# [SHORT PROBLEM]
In the material below, the lines containing the word "ACTIVIDAD" are required; copy each of them.

(Dataset items)
┏━━
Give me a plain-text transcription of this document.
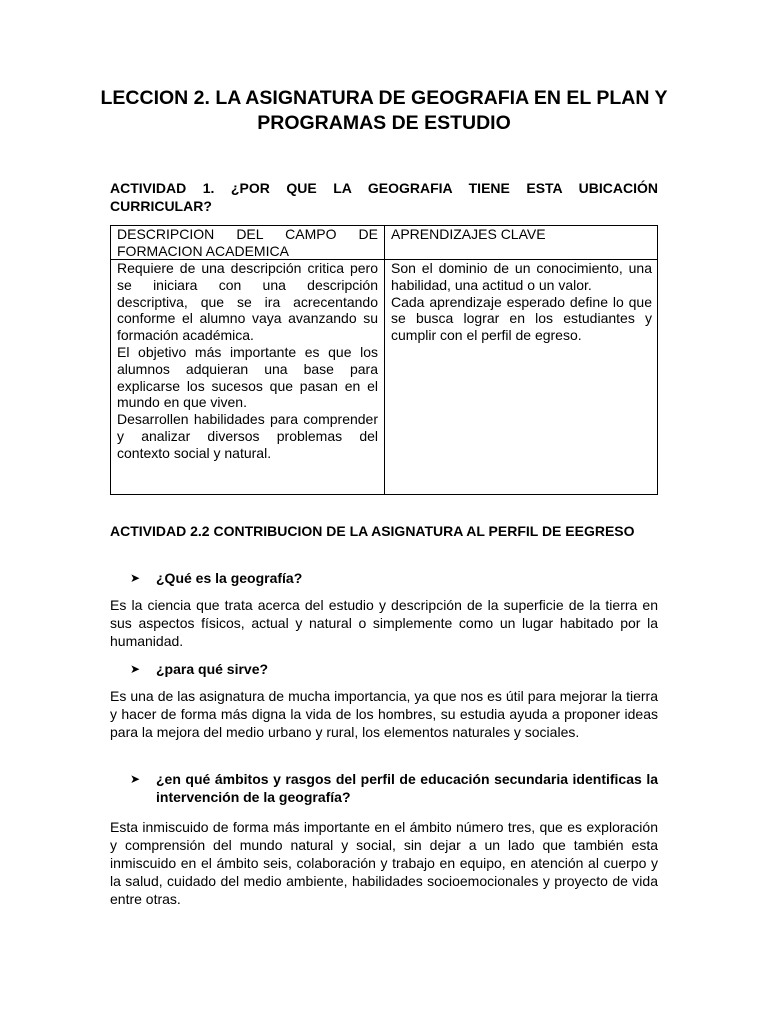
LECCION 2. LA ASIGNATURA DE GEOGRAFIA EN EL PLAN Y PROGRAMAS DE ESTUDIO

ACTIVIDAD 1. ¿POR QUE LA GEOGRAFIA TIENE ESTA UBICACIÓN CURRICULAR?

DESCRIPCION DEL CAMPO DE FORMACION ACADEMICA
APRENDIZAJES CLAVE

Requiere de una descripción critica pero se iniciara con una descripción descriptiva, que se ira acrecentando conforme el alumno vaya avanzando su formación académica.

El objetivo más importante es que los alumnos adquieran una base para explicarse los sucesos que pasan en el mundo en que viven.

Desarrollen habilidades para comprender y analizar diversos problemas del contexto social y natural.

Son el dominio de un conocimiento, una habilidad, una actitud o un valor.

Cada aprendizaje esperado define lo que se busca lograr en los estudiantes y cumplir con el perfil de egreso.

ACTIVIDAD 2.2 CONTRIBUCION DE LA ASIGNATURA AL PERFIL DE EEGRESO

➤ ¿Qué es la geografía?

Es la ciencia que trata acerca del estudio y descripción de la superficie de la tierra en sus aspectos físicos, actual y natural o simplemente como un lugar habitado por la humanidad.

➤ ¿para qué sirve?

Es una de las asignatura de mucha importancia, ya que nos es útil para mejorar la tierra y hacer de forma más digna la vida de los hombres, su estudia ayuda a proponer ideas para la mejora del medio urbano y rural, los elementos naturales y sociales.

➤ ¿en qué ámbitos y rasgos del perfil de educación secundaria identificas la intervención de la geografía?

Esta inmiscuido de forma más importante en el ámbito número tres, que es exploración y comprensión del mundo natural y social, sin dejar a un lado que también esta inmiscuido en el ámbito seis, colaboración y trabajo en equipo, en atención al cuerpo y la salud, cuidado del medio ambiente, habilidades socioemocionales y proyecto de vida entre otras.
┗━━
# [RESPONSE TO THIS EXERCISE]
ACTIVIDAD 1. ¿POR QUE LA GEOGRAFIA TIENE ESTA UBICACIÓN CURRICULAR?
ACTIVIDAD 2.2 CONTRIBUCION DE LA ASIGNATURA AL PERFIL DE EEGRESO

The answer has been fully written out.